**Reading text**
The more frequent occurrence of hypermethylated APC DNA seropositivity in patients with recurrent disease (25% for initial versus 73% for recurrent tumors) also suggests that patients can present as seronegative yet acquire seropositivity upon recurrence.
The rate of APC promoter region hypermethylation (92%) in primary esophageal adenocarcinomas is somewhat higher than that described for hypermethylation of other genes in other tumor types. For example, reported hypermethylation frequencies for the glutathione S-transferase (GSTP1) gene are 30% and 20% in breast and renal carcinomas, respectively (40), 30% for the p73 gene in acute lymphoblastic leukemia (41), 25%–40% for the O6-methylguanine–DNA methyltransferase (MGMT) gene in a series of cancers (42), and 40% for the p15 gene in leukemias (43). Similarly, in a series of non-small-cell lung cancers (NSCLCs), frequencies of hypermethylation were, respectively, 41% for p16, 23% for the death-associated protein kinase gene, 9% for the GSTP1 gene, and 27% for the MGMT gene (44). On the other hand, the 91% rate of hMLH1 gene hypermethylation in the subset of endometrial tumors showing frequent microsatellite instability (45) approximates that of hypermethylated APC DNA in esophageal adenocarcinomas. To our knowledge, the prevalence of APC hypermethylation has not yet been studied in NSCLC and small-cell lung cancer, but we and other investigators (46,47) have reported a high frequency of LOH at the APC gene locus in this cancer without evidence of APC mutation.

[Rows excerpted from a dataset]
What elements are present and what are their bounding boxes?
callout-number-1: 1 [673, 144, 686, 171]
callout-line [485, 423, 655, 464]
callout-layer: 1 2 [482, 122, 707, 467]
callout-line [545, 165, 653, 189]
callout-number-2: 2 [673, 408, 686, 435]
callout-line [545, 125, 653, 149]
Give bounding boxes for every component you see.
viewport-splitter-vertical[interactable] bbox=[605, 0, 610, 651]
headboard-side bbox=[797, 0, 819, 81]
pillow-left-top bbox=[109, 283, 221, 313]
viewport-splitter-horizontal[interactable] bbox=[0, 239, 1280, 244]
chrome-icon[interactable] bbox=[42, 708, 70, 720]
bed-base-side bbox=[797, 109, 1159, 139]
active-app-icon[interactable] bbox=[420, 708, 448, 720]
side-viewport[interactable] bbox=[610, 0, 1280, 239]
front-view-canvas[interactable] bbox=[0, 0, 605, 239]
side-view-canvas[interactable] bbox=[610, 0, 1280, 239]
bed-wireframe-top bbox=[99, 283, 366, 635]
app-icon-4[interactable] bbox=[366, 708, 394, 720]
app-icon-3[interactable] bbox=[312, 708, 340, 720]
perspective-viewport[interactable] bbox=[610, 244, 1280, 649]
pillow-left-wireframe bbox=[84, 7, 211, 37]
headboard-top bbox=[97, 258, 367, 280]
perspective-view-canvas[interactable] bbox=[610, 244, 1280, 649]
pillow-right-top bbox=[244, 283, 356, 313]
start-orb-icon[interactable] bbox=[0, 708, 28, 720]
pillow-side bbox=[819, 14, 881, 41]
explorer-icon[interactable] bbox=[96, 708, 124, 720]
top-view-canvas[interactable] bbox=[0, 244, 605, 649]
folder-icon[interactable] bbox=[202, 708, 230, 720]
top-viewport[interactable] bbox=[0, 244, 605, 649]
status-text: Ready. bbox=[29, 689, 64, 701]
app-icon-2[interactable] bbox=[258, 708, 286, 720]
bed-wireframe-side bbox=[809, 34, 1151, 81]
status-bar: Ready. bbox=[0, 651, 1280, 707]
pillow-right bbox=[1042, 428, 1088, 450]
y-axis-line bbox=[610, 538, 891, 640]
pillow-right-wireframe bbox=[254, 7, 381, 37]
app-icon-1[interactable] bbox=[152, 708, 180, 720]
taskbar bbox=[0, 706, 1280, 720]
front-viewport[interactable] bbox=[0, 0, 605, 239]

**What is being asked**
Pick up the passage on APC promoter hypermethylation in esophageal adenocarcinoma after its last sentence and extend it by a few more sentences.

**Task response**
The prevalence of hypermethylated APC DNA in the plasma of patients with hypermethylated APC DNA-positive primary tumors (25%) is similar to that observed for other serologic markers in esophageal cancer patients, such as anti-p53 antibodies (48,49). However, in the study by Cawley et al. (48), anti-p53 antibodies tended to occur more frequently in squamous cell carcinoma (36% of patients) than in adenocarcinoma (27%). By contrast, in this study, plasma-hypermethylated APC DNA occurred more frequently in esophageal adenocarcinoma (25% of patients) than in squamous cell carcinoma (6%). Furthermore, mean APC methylation levels in this study were substantially higher in primary adenocarcinoma tissues (0.59) than in primary squamous cell carcinoma tissues (0.0002), suggesting that adenocarcinoma tissues exhibit, on average, a higher quantity of methylated DNA per tumor than do squamous cell carcinoma tissues. This finding suggests that quantitative differences in degree of methylation exist between different tumor types.
One potential advantage of using gene methylation as a biomarker is the fact that its presence or absence is easily established by use of a single PCR (29–31,40–44). This ease of use contrasts with searching for gene mutations (e.g., of the tumor suppressor gene p53, also known as TP53), where each mutation must be identified by DNA sequencing or other methods impractical for routine clinical use (48–50).
In conclusion, the foregoing data suggest that 1) hypermethylated APC DNA occurs during the development or progression of most esophageal adenocarcinomas and 2) large-scale testing is warranted to confirm the potential value of plasma-hypermethylated APC DNA as a biomarker to help stage esophageal cancer, detect recurrent disease, and monitor disease progression or treatment response.